> [文档摘录]

----------

锻压技术

TC6钛合金叶片形变热处理工艺

英文标题：Deformation heat treatment process of TC6 titanium alloy blades

作者：陆彦良吴永斌黄联杰赵春燕

关键词：TC6钛合金形变热处理热校叶片

分类号：TG156.93

出版年,卷(期):页码：2024,49(11):169-174

摘要：

针对TC6钛合金叶片在热处理后发生严重变形的问题，设计了不同的形变热处理工艺，对热处理前后叶片叶型关键尺寸变化以及热处理后试样的金相组织和力学性能进行检测，研究了通过形变热处理工艺控制TC6钛合金叶片热处理后变形的可行性。结果表明：采用“终锻+热处理(900~(Tβ-40) ℃，保温12~16 min，终锻，10 s内将锻件转移至空气中冷却至室温）低温退火（640 ℃，保温120~130 min，0.1 MPa氩气冷却至60 ℃后空冷）”或“终锻(（Tβ-40) ℃，保温12~16 min，终锻）热校+热处理（850~900 ℃，保温12~16min，热校，10 s内将锻件转移至空气中冷却至室温）低温退火（640 ℃，保温120~130 min，0.1 MPa氩气冷却至60 ℃后空冷）”的形变热处理工艺，可降低60%以上的TC6钛合金叶片的热处理变形量；在终锻之后的热校正工序中进行形变热处理可获得预期的组织及性能，能够满足叶片锻件的技术要求；为满足强度与塑性双重性能指标对叶片锻件形变热处理后的预期组织的要求，可适当调整形变热处理时的保温温度或保温时间。

----------

> [练习材料]
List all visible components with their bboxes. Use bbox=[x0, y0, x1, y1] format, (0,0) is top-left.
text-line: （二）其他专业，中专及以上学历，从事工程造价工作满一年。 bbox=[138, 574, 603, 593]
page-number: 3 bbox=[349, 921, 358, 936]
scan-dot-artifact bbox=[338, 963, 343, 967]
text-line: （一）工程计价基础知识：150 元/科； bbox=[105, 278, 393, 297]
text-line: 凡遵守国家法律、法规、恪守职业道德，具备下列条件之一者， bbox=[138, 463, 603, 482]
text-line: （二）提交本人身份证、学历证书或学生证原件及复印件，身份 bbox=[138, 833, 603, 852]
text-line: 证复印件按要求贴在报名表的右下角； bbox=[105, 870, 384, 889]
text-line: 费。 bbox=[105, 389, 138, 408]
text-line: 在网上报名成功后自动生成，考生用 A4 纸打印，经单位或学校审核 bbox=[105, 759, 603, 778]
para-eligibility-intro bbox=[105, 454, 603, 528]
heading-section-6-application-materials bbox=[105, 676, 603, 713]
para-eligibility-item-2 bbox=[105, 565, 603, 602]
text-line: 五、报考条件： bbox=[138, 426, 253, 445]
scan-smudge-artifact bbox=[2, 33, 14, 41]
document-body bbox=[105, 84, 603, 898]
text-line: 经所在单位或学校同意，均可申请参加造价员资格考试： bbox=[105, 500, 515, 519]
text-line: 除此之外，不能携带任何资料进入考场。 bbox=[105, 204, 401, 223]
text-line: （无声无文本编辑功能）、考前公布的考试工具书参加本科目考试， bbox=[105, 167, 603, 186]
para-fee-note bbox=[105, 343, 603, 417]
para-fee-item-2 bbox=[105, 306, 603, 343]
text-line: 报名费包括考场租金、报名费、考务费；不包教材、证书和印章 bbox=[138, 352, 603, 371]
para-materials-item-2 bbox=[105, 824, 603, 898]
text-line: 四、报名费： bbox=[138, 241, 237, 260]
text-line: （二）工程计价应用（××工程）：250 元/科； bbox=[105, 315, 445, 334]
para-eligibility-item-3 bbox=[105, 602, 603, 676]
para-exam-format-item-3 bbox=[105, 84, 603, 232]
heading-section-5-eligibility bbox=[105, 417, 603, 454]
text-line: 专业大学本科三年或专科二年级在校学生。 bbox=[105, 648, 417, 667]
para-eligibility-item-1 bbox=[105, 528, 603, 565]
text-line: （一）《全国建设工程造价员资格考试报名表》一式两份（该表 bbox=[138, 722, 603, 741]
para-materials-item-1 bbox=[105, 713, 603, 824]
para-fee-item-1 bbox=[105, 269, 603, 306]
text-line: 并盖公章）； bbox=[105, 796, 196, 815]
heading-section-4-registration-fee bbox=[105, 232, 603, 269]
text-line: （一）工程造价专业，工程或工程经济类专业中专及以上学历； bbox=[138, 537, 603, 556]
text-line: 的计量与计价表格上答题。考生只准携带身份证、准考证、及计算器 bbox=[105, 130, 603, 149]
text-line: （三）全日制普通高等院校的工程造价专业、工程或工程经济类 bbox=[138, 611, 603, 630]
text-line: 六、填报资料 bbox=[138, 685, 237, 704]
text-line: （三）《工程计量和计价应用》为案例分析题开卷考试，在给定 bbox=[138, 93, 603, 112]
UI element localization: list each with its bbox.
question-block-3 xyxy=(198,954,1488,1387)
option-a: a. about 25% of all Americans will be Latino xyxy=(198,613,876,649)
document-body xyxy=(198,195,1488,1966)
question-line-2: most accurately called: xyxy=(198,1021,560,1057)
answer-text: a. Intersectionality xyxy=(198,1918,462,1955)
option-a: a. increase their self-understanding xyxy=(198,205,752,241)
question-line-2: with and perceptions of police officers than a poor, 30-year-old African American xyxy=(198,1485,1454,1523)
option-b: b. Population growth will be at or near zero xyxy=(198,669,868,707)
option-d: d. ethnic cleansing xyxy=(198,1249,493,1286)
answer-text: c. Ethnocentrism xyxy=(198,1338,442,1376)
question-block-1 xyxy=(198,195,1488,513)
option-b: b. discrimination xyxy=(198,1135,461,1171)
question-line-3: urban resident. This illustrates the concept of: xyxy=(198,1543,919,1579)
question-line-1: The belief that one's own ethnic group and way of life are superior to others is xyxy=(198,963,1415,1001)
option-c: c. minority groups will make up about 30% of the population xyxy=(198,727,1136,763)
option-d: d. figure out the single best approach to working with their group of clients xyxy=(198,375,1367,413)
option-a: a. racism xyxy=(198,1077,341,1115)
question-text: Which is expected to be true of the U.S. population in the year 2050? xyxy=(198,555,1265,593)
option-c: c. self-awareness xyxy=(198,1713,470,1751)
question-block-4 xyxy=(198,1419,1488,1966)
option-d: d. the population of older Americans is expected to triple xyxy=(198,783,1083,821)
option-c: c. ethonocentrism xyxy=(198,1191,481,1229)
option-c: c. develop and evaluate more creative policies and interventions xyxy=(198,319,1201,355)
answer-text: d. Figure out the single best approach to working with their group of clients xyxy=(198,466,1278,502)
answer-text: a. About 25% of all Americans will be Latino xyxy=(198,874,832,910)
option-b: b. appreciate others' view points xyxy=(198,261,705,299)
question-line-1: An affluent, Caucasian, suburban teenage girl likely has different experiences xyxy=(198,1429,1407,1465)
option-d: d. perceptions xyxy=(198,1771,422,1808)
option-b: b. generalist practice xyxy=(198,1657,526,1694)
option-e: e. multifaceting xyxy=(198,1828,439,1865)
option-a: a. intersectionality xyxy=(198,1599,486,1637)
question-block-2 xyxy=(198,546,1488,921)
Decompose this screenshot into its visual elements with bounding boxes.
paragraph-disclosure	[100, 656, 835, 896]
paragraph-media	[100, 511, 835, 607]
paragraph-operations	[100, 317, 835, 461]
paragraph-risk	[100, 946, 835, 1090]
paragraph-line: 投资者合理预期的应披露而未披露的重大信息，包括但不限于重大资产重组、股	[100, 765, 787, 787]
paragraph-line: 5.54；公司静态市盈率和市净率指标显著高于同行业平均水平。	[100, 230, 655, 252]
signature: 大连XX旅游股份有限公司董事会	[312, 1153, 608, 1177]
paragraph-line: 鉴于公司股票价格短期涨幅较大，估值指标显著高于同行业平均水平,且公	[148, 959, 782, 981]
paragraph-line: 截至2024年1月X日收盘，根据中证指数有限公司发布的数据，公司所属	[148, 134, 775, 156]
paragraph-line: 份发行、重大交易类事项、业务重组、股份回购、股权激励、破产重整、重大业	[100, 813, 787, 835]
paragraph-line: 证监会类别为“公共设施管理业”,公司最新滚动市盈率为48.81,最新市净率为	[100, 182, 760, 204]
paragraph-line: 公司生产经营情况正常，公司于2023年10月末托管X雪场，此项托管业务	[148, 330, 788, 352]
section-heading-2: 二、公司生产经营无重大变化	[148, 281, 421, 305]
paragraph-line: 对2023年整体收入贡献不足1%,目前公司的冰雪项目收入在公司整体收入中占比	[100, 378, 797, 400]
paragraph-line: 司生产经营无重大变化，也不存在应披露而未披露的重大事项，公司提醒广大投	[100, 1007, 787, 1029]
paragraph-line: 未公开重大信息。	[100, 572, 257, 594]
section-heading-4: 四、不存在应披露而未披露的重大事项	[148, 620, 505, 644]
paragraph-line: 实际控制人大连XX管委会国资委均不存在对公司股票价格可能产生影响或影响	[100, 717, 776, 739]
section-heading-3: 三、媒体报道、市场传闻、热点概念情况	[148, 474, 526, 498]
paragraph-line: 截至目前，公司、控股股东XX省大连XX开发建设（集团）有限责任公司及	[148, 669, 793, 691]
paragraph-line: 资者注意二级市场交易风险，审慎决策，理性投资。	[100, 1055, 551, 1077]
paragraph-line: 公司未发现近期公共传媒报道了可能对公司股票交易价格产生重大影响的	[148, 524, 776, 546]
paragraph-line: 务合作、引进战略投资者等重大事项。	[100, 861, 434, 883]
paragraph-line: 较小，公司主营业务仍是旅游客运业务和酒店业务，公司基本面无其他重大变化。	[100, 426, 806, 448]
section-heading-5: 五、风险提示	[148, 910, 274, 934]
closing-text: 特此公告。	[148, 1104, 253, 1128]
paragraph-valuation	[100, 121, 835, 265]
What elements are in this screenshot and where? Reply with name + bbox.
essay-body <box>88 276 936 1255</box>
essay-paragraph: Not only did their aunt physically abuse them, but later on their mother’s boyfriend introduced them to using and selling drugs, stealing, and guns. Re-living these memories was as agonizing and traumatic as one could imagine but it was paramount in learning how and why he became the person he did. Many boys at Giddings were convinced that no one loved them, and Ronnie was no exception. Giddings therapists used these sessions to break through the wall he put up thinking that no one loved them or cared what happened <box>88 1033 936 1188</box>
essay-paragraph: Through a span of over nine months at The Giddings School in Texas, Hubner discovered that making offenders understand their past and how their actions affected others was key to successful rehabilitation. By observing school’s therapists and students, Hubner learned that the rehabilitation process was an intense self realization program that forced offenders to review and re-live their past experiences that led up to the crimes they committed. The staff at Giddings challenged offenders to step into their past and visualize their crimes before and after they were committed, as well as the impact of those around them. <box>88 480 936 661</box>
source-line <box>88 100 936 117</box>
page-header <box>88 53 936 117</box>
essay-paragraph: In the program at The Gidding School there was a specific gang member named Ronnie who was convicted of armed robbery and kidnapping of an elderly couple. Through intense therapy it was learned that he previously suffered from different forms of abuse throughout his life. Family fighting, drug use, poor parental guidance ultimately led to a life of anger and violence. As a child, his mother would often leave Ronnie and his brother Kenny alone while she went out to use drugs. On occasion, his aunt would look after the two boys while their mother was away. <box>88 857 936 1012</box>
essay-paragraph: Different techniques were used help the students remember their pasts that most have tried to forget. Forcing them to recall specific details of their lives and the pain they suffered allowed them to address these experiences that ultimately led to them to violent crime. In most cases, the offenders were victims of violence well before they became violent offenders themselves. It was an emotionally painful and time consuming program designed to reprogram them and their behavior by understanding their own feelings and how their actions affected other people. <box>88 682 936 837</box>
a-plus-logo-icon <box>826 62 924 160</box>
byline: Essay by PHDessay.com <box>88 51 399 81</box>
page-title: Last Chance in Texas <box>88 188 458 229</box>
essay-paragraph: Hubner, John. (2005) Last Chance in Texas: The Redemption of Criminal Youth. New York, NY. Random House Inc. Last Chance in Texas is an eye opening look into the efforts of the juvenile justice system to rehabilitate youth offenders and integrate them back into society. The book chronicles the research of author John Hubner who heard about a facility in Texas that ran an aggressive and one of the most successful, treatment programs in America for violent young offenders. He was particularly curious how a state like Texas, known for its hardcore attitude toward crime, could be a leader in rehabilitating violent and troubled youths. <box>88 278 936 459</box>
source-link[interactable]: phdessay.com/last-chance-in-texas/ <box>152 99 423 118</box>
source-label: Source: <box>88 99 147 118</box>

----------

> [练习内容]
a) 根据关于TC6钛合金叶片的摘要，用一到三句话说明为什么可以适当调整形变热处理时的保温温度或保温时间。
b) 请原样复述上方记录中的内容，从记录开头一直到包含“text-line: 并盖公章）； bbox=[105, 796, 196, 815]”的那一行为止，首尾两行都包括在内。

> [参考答案]
a) 叶片锻件形变热处理后的预期组织需要同时满足强度与塑性两方面的性能指标要求。为了达到这一要求，可以适当调整形变热处理时的保温温度或保温时间。

b)
List all visible components with their bboxes. Use bbox=[x0, y0, x1, y1] format, (0,0) is top-left.
text-line: （二）其他专业，中专及以上学历，从事工程造价工作满一年。 bbox=[138, 574, 603, 593]
page-number: 3 bbox=[349, 921, 358, 936]
scan-dot-artifact bbox=[338, 963, 343, 967]
text-line: （一）工程计价基础知识：150 元/科； bbox=[105, 278, 393, 297]
text-line: 凡遵守国家法律、法规、恪守职业道德，具备下列条件之一者， bbox=[138, 463, 603, 482]
text-line: （二）提交本人身份证、学历证书或学生证原件及复印件，身份 bbox=[138, 833, 603, 852]
text-line: 证复印件按要求贴在报名表的右下角； bbox=[105, 870, 384, 889]
text-line: 费。 bbox=[105, 389, 138, 408]
text-line: 在网上报名成功后自动生成，考生用 A4 纸打印，经单位或学校审核 bbox=[105, 759, 603, 778]
para-eligibility-intro bbox=[105, 454, 603, 528]
heading-section-6-application-materials bbox=[105, 676, 603, 713]
para-eligibility-item-2 bbox=[105, 565, 603, 602]
text-line: 五、报考条件： bbox=[138, 426, 253, 445]
scan-smudge-artifact bbox=[2, 33, 14, 41]
document-body bbox=[105, 84, 603, 898]
text-line: 经所在单位或学校同意，均可申请参加造价员资格考试： bbox=[105, 500, 515, 519]
text-line: 除此之外，不能携带任何资料进入考场。 bbox=[105, 204, 401, 223]
text-line: （无声无文本编辑功能）、考前公布的考试工具书参加本科目考试， bbox=[105, 167, 603, 186]
para-fee-note bbox=[105, 343, 603, 417]
para-fee-item-2 bbox=[105, 306, 603, 343]
text-line: 报名费包括考场租金、报名费、考务费；不包教材、证书和印章 bbox=[138, 352, 603, 371]
para-materials-item-2 bbox=[105, 824, 603, 898]
text-line: 四、报名费： bbox=[138, 241, 237, 260]
text-line: （二）工程计价应用（××工程）：250 元/科； bbox=[105, 315, 445, 334]
para-eligibility-item-3 bbox=[105, 602, 603, 676]
para-exam-format-item-3 bbox=[105, 84, 603, 232]
heading-section-5-eligibility bbox=[105, 417, 603, 454]
text-line: 专业大学本科三年或专科二年级在校学生。 bbox=[105, 648, 417, 667]
para-eligibility-item-1 bbox=[105, 528, 603, 565]
text-line: （一）《全国建设工程造价员资格考试报名表》一式两份（该表 bbox=[138, 722, 603, 741]
para-materials-item-1 bbox=[105, 713, 603, 824]
para-fee-item-1 bbox=[105, 269, 603, 306]
text-line: 并盖公章）； bbox=[105, 796, 196, 815]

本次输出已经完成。